Find the string "right" and gather every line that holds it.

Stored items from a collection
-*-*-

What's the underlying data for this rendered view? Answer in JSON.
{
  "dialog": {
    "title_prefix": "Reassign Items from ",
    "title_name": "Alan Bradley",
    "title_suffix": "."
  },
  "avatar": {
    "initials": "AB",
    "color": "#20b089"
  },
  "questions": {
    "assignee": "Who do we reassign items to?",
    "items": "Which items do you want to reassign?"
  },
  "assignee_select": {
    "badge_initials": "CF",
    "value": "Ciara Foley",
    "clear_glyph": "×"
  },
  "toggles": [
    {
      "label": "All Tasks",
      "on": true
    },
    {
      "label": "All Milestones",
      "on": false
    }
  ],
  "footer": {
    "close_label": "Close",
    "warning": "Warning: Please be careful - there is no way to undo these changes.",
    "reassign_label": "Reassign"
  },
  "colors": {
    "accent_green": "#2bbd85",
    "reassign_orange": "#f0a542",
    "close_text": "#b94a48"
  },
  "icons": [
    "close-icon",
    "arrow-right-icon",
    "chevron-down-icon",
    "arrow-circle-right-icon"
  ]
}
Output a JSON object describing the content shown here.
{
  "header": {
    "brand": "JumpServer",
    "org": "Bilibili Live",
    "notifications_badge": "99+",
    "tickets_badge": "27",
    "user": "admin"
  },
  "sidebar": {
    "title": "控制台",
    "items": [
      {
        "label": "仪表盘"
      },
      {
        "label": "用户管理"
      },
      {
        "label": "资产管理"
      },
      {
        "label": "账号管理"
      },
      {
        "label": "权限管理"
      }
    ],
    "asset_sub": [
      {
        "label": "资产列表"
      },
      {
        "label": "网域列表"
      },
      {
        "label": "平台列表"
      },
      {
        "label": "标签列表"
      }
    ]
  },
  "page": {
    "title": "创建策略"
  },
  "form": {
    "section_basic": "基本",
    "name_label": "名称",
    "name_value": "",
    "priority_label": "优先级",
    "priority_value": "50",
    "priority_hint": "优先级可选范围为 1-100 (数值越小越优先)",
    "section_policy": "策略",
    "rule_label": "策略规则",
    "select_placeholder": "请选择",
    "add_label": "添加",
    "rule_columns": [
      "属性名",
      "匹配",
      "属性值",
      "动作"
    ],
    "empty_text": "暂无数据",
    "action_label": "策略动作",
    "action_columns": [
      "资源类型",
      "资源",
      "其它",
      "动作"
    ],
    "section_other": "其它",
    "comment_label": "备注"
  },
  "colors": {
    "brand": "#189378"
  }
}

-*-*-

» **Written answer**
    "arrow-right-icon",
    "arrow-circle-right-icon"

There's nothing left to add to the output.